** Start of Materials provided **
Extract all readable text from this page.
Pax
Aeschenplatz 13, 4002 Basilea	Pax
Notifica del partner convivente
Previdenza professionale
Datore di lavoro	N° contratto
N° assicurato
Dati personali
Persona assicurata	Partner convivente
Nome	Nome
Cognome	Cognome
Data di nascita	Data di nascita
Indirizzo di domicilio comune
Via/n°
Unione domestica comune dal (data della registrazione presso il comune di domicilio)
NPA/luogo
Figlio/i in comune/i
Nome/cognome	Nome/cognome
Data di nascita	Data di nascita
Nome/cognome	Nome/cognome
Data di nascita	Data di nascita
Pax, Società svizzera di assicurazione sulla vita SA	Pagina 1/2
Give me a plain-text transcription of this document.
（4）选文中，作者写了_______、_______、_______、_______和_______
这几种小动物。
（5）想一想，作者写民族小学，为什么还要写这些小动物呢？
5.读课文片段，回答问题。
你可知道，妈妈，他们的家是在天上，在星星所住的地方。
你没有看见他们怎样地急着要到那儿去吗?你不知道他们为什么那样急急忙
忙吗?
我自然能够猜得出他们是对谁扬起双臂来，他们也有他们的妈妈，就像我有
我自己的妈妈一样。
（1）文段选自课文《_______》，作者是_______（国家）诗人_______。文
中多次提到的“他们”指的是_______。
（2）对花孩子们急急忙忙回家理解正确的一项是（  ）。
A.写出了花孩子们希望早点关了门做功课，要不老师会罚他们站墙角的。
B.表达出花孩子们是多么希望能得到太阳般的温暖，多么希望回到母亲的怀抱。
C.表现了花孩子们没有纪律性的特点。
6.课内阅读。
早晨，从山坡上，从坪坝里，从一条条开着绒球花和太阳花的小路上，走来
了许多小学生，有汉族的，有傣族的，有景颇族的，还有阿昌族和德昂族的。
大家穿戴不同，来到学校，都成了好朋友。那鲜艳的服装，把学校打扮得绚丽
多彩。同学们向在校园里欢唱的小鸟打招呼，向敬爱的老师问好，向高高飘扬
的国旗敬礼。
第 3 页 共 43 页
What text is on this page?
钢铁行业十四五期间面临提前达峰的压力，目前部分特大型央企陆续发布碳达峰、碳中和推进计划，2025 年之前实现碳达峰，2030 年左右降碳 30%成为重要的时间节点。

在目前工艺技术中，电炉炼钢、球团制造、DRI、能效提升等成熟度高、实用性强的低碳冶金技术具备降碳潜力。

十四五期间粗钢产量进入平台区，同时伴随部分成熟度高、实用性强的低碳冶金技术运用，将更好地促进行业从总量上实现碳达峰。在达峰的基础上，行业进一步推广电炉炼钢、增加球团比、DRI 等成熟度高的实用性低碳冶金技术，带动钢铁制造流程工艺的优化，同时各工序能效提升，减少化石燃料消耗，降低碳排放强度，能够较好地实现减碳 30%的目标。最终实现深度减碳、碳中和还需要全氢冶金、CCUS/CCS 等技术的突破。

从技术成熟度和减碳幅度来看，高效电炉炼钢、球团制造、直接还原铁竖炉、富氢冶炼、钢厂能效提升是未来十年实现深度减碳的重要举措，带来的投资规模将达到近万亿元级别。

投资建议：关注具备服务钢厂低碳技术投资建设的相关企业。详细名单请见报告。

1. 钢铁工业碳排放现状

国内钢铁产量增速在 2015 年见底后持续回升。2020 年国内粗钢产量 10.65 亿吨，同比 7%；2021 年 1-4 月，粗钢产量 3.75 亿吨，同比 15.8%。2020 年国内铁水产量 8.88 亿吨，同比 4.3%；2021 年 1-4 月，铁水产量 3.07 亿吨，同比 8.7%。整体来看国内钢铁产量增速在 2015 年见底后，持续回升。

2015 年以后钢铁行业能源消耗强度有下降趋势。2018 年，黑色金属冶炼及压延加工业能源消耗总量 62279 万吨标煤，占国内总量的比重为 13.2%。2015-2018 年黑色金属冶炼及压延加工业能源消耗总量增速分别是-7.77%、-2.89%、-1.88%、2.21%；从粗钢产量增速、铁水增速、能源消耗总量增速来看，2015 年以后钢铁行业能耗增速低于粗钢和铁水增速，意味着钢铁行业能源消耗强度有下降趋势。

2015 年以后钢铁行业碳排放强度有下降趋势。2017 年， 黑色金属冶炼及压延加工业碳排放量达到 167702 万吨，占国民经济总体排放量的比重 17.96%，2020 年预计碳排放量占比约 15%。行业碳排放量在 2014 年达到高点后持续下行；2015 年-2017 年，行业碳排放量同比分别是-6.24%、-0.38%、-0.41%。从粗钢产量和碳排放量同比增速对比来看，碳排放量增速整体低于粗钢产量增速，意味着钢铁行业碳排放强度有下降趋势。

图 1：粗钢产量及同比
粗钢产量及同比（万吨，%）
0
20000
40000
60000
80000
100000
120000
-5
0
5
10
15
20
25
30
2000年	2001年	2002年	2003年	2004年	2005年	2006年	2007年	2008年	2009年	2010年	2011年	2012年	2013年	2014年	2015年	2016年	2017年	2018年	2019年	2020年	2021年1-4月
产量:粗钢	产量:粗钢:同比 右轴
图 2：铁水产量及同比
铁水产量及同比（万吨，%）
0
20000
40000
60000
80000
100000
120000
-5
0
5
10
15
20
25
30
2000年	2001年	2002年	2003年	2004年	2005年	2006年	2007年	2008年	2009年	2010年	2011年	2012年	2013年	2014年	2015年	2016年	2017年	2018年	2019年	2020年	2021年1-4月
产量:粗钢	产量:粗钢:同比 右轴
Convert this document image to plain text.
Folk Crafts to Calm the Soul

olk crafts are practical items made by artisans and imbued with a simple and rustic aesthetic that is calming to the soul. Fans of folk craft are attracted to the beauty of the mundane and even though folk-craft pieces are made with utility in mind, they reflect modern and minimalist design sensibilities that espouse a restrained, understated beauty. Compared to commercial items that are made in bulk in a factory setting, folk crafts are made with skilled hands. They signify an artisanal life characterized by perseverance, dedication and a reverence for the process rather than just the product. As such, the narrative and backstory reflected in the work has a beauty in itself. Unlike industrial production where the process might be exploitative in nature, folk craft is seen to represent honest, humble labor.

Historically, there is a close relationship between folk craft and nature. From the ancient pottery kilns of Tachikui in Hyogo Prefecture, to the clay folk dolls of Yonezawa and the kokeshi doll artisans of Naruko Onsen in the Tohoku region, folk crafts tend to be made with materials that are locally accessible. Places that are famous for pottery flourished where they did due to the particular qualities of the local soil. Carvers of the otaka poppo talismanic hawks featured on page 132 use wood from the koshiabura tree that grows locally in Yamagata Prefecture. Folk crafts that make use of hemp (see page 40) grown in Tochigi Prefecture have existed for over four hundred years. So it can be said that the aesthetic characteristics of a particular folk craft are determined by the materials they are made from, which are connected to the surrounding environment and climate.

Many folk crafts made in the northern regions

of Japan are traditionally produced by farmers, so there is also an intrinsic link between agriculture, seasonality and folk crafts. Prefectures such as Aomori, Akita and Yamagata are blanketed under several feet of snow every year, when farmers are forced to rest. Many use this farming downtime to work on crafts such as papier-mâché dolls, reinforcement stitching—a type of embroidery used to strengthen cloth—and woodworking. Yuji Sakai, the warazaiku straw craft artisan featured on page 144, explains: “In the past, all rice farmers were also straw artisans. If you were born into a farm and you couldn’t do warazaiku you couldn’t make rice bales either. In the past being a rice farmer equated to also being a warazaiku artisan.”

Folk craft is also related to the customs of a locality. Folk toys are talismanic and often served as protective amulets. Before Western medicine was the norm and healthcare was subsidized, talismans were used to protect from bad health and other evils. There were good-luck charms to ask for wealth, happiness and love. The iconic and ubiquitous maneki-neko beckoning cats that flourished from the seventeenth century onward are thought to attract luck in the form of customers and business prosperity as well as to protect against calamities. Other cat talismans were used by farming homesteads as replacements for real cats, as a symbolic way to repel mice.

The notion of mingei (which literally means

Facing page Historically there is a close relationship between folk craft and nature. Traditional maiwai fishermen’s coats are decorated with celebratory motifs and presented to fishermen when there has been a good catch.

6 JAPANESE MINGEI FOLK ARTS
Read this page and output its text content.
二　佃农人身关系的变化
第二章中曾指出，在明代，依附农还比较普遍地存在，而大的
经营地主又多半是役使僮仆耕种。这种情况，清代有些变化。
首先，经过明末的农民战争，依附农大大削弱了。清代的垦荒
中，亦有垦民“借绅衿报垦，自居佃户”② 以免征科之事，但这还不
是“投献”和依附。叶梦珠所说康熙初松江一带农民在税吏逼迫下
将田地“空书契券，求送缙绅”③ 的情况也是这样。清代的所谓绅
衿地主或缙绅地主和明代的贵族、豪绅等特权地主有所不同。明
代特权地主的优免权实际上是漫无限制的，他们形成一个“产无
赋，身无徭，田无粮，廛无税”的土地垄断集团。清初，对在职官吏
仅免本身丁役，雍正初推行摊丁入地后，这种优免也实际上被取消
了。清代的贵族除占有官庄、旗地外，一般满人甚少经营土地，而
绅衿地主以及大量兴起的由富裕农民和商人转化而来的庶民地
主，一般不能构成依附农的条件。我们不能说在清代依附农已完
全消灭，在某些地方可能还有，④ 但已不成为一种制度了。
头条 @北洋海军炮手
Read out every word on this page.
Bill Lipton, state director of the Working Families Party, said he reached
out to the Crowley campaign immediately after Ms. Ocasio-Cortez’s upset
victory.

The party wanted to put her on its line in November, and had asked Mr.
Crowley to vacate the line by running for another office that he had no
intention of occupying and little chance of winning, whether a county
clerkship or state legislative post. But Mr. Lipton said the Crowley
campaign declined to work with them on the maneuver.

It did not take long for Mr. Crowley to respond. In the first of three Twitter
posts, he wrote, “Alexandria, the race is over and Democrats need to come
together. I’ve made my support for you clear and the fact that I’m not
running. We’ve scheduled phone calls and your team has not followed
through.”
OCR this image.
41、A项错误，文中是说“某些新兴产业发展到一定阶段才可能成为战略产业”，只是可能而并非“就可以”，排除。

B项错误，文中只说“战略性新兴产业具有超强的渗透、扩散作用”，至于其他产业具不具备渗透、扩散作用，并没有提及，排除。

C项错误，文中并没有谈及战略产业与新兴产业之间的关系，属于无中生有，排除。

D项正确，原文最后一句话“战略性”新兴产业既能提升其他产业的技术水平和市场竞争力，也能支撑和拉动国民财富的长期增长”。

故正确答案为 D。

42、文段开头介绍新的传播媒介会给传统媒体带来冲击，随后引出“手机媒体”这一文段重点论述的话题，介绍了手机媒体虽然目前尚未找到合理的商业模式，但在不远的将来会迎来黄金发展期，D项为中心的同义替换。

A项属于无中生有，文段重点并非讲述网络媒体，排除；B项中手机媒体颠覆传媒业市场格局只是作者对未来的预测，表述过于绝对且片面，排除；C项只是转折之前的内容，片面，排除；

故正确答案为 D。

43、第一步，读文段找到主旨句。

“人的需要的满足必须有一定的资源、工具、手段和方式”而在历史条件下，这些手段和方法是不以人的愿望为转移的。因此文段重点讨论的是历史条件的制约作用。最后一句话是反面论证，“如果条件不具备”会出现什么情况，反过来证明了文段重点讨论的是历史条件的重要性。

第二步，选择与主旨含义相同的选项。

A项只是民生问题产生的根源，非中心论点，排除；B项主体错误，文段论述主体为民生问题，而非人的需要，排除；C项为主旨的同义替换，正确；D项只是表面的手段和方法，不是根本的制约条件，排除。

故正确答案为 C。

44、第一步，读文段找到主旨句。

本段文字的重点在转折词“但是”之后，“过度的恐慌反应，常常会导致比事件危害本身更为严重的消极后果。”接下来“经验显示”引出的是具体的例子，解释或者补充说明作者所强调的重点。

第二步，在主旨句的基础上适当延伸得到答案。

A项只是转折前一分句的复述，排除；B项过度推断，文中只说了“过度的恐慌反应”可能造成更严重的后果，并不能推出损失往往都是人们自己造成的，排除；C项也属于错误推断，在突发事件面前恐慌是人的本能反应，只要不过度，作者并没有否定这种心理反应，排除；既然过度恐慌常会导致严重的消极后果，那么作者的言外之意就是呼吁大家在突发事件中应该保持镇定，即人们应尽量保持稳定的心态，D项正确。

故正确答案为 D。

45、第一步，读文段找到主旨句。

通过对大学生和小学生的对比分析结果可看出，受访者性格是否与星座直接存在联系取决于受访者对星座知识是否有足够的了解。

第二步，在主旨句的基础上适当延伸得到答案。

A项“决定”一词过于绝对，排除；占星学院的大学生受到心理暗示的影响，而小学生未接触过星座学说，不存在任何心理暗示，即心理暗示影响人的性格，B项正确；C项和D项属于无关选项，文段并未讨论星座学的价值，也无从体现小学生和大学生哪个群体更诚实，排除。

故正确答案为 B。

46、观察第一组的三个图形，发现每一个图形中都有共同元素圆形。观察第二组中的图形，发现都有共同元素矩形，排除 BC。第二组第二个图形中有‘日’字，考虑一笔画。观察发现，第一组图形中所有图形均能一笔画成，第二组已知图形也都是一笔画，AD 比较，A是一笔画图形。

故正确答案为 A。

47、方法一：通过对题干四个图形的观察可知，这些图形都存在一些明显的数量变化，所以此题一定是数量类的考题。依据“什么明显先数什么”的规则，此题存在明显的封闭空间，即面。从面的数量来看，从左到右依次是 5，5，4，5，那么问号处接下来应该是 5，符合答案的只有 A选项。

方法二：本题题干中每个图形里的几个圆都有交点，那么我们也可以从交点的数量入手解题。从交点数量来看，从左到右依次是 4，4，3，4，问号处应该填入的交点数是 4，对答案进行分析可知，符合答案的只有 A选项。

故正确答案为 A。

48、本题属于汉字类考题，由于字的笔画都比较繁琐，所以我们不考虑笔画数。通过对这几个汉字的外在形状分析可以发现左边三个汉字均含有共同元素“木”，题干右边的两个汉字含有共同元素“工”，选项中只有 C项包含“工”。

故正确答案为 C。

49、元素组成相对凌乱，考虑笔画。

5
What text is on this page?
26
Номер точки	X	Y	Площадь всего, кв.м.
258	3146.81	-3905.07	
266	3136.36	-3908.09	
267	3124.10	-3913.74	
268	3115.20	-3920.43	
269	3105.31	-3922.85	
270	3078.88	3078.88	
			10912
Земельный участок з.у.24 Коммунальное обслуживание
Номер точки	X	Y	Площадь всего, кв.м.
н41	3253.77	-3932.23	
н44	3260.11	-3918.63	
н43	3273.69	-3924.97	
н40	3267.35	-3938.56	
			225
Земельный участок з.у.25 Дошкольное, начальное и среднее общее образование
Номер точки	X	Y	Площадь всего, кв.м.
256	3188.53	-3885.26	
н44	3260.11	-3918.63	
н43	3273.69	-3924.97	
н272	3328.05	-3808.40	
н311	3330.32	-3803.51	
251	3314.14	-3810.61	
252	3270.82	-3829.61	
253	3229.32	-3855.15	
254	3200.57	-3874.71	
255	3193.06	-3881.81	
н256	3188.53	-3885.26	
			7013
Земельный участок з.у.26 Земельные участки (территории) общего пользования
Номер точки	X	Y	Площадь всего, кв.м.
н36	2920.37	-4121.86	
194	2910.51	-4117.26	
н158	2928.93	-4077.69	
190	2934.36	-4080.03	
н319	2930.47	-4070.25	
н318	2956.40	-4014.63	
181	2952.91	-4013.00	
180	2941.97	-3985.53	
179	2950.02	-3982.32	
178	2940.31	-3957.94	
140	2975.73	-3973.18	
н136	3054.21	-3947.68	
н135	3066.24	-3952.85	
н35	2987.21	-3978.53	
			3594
** End of Materials provided **
What to produce: How many lines of the entries above hold the string "campaign"? Reply with the number alone.

Written answer: 2